§ **Work required**
Reproduce all the entries exactly and keep the pictures out.

§ **Records from a data collection**
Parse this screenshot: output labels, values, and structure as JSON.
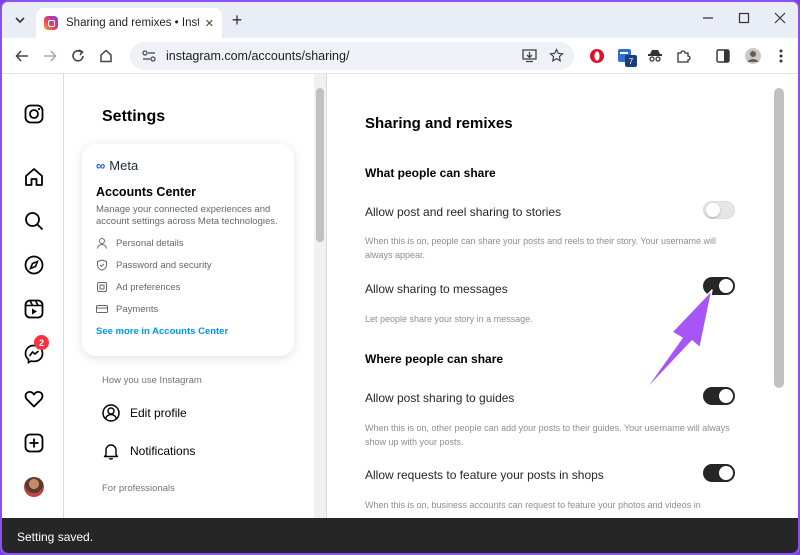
{
  "browser": {
    "tab_title": "Sharing and remixes • Instagram",
    "url": "instagram.com/accounts/sharing/",
    "extension_badge": "7",
    "new_tab_symbol": "+",
    "tab_close_symbol": "✕"
  },
  "rail": {
    "messages_badge": "2"
  },
  "settings": {
    "title": "Settings",
    "accounts_center": {
      "brand": "Meta",
      "title": "Accounts Center",
      "description": "Manage your connected experiences and account settings across Meta technologies.",
      "items": [
        "Personal details",
        "Password and security",
        "Ad preferences",
        "Payments"
      ],
      "link": "See more in Accounts Center"
    },
    "section_how": "How you use Instagram",
    "items": [
      "Edit profile",
      "Notifications"
    ],
    "section_pro": "For professionals"
  },
  "main": {
    "title": "Sharing and remixes",
    "groups": [
      {
        "title": "What people can share",
        "settings": [
          {
            "label": "Allow post and reel sharing to stories",
            "desc": "When this is on, people can share your posts and reels to their story. Your username will always appear.",
            "on": false
          },
          {
            "label": "Allow sharing to messages",
            "desc": "Let people share your story in a message.",
            "on": true
          }
        ]
      },
      {
        "title": "Where people can share",
        "settings": [
          {
            "label": "Allow post sharing to guides",
            "desc": "When this is on, other people can add your posts to their guides. Your username will always show up with your posts.",
            "on": true
          },
          {
            "label": "Allow requests to feature your posts in shops",
            "desc": "When this is on, business accounts can request to feature your photos and videos in",
            "on": true
          }
        ]
      }
    ]
  },
  "toast": "Setting saved.",
  "colors": {
    "annotation_arrow": "#a855f7",
    "toggle_on": "#262626",
    "link": "#0095f6"
  }
}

§ **The answer**
Parse this screenshot: output labels, values, and structure as JSON.
{
  "browser": {
    "tab_title": "Sharing and remixes • Instagram",
    "url": "instagram.com/accounts/sharing/",
    "extension_badge": "7",
    "new_tab_symbol": "+",
    "tab_close_symbol": "✕"
  },
  "rail": {
    "messages_badge": "2"
  },
  "settings": {
    "title": "Settings",
    "accounts_center": {
      "brand": "Meta",
      "title": "Accounts Center",
      "description": "Manage your connected experiences and account settings across Meta technologies.",
      "items": [
        "Personal details",
        "Password and security",
        "Ad preferences",
        "Payments"
      ],
      "link": "See more in Accounts Center"
    },
    "section_how": "How you use Instagram",
    "items": [
      "Edit profile",
      "Notifications"
    ],
    "section_pro": "For professionals"
  },
  "main": {
    "title": "Sharing and remixes",
    "groups": [
      {
        "title": "What people can share",
        "settings": [
          {
            "label": "Allow post and reel sharing to stories",
            "desc": "When this is on, people can share your posts and reels to their story. Your username will always appear.",
            "on": false
          },
          {
            "label": "Allow sharing to messages",
            "desc": "Let people share your story in a message.",
            "on": true
          }
        ]
      },
      {
        "title": "Where people can share",
        "settings": [
          {
            "label": "Allow post sharing to guides",
            "desc": "When this is on, other people can add your posts to their guides. Your username will always show up with your posts.",
            "on": true
          },
          {
            "label": "Allow requests to feature your posts in shops",
            "desc": "When this is on, business accounts can request to feature your photos and videos in",
            "on": true
          }
        ]
      }
    ]
  },
  "toast": "Setting saved.",
  "colors": {
    "annotation_arrow": "#a855f7",
    "toggle_on": "#262626",
    "link": "#0095f6"
  }
}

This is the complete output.